▶ [Action item]: Please resume the American International Group guarantee text after the final sentence of section 2, "Nature of Guarantee."

GUARANTEE OF AMERICAN INTERNATIONAL GROUP, INC.

Contract Categories: Business Finance - Guarantee Agreements
EX-4.10 12 a04-7524_1ex4d10.htm EX-4.10

Exhibit 4.10

 

GUARANTEE OF
AMERICAN INTERNATIONAL GROUP, INC.

 

Guarantee, dated as of June 23, 2004, by American International Group, Inc., a Delaware corporation (the “Guarantor”), in favor of GE Capital Credit Card Master Note Trust, a Delaware statutory trust (the “Guaranteed Party”).

 

1.             Guarantee. To induce the Guaranteed Party to enter into a Master Agreement, dated as of June 23, 2004, pursuant to which the Guaranteed Party and AIG Financial Products Corp., a Delaware corporation (the “Company”), have entered and/or anticipate entering into one or more Transactions (as defined therein), the confirmation of each of which supplements, forms a part of, and will be read and construed as one with, such Master Agreement (as amended or modified from time to time, such Master Agreement together with such confirmations are collectively referred to herein as the “Agreement”), the Guarantor absolutely, unconditionally and irrevocably guarantees to the Guaranteed Party and its successors, endorsees and assigns the prompt payment when due, subject to any applicable grace period, of all present and future payment obligations of the Company to the Guaranteed Party arising out of Transactions entered into under the Agreement (the “Obligations”). This Guarantee is a Credit Support Document as contemplated in the Agreement.

 

2.             Nature of Guarantee. The Guarantor’s obligations hereunder shall not be affected by the existence, validity, enforceability, perfection or extent of any collateral therefor or by any other circumstance relating to the Obligations that might otherwise constitute a legal or equitable discharge of or defense to the Guarantor not available to the Company. The Guarantor agrees that the Guaranteed Party may resort to the Guarantor for payment of any of the Obligations whether or not the Guaranteed Party shall have resorted to any collateral therefor or shall have proceeded against the Company or any other obligor principally or secondarily obligated with respect to any of the Obligations. The Guaranteed Party shall not be obligated to file any claim relating to the Obligations in the event that the Company becomes subject to a bankruptcy, reorganization or similar proceeding, and the failure of the Guaranteed Party to so file shall not affect the Guarantor’s obligations hereunder. In the event that any payment to the Guaranteed Party in respect of any Obligations is rescinded or must otherwise be returned for any reason whatsoever, the Guarantor shall remain liable hereunder with respect to such Obligations as if such payment had not been made. The Guarantor reserves the right to assert defenses which the Company may have to payment of any Obligations other than defenses arising from the bankruptcy or insolvency of the Company and other defenses expressly waived hereby.

Data collected
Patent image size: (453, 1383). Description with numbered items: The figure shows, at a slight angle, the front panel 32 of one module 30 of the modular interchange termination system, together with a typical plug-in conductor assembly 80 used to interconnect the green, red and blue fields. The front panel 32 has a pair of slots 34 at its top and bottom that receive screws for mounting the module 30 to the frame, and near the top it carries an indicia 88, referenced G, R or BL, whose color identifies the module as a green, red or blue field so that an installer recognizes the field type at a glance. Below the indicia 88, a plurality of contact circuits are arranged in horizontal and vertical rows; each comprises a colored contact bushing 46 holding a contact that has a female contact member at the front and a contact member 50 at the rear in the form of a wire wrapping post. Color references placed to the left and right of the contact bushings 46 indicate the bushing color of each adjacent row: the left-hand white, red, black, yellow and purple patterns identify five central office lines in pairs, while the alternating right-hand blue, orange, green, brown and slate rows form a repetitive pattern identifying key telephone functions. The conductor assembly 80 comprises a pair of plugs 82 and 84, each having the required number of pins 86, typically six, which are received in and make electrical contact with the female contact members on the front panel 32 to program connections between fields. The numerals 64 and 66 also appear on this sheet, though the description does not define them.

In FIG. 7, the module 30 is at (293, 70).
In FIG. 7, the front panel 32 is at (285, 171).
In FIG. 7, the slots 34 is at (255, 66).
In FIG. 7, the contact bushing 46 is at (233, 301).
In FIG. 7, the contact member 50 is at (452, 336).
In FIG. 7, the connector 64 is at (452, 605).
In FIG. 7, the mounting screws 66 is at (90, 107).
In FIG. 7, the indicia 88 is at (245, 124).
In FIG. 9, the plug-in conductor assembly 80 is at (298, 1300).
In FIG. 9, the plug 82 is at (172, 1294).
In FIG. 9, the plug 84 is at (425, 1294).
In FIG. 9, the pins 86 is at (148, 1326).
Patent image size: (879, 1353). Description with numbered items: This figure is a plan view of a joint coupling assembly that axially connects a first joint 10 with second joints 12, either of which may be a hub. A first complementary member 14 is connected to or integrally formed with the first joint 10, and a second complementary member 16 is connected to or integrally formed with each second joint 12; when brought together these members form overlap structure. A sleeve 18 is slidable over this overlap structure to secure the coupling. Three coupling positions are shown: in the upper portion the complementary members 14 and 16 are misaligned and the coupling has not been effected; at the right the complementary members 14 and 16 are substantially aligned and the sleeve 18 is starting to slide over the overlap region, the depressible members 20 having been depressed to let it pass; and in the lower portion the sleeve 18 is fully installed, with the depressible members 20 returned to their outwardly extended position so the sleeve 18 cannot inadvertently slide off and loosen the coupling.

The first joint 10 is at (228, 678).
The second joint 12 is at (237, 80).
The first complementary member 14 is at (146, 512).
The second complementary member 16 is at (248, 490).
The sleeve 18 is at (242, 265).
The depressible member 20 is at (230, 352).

▶ [Task response]:
 

3.             Changes in Obligations, Collateral therefor and Agreements Relating thereto; Waiver of Certain Notices. The Guarantor agrees that the Guaranteed Party may at any time and from time to time, either before or after the maturity thereof, without notice to or further consent of the Guarantor, extend the time of payment of, exchange or surrender any collateral for, or renew any of the Obligations, and may also make any agreement with the Company or with any other party to or person liable on any of the Obligations or interested therein, for the extension, renewal, payment, compromise,

 



 

discharge or release thereof, in whole or in part, or for any modification of the terms thereof or of any agreement between the Guaranteed Party and the Company or any such other party or person without in any way impairing or affecting this Guarantee. The Guarantor waives notice of the acceptance of this Guarantee and of the Obligations, presentment, demand for payment, notice of dishonor and protest.

 

4.             Expenses. The Guarantor agrees to pay on demand all fees and out of pocket expenses (including the reasonable fees and expenses of the Guaranteed Party’s counsel) in any way relating to the enforcement or protection of the rights of the Guaranteed Party hereunder; provided, that the Guarantor shall not be liable for any expenses of the Guaranteed Party if no payment under this Guarantee is due.

 

5.             Subrogation. Upon payment of any of the Obligations, the Guarantor shall be subrogated to the rights of the Guaranteed Party against the Company with respect to such Obligations, and the Guaranteed Party agrees to take at the Guarantor’s expense such steps as the Guarantor may reasonably request to implement such subrogation.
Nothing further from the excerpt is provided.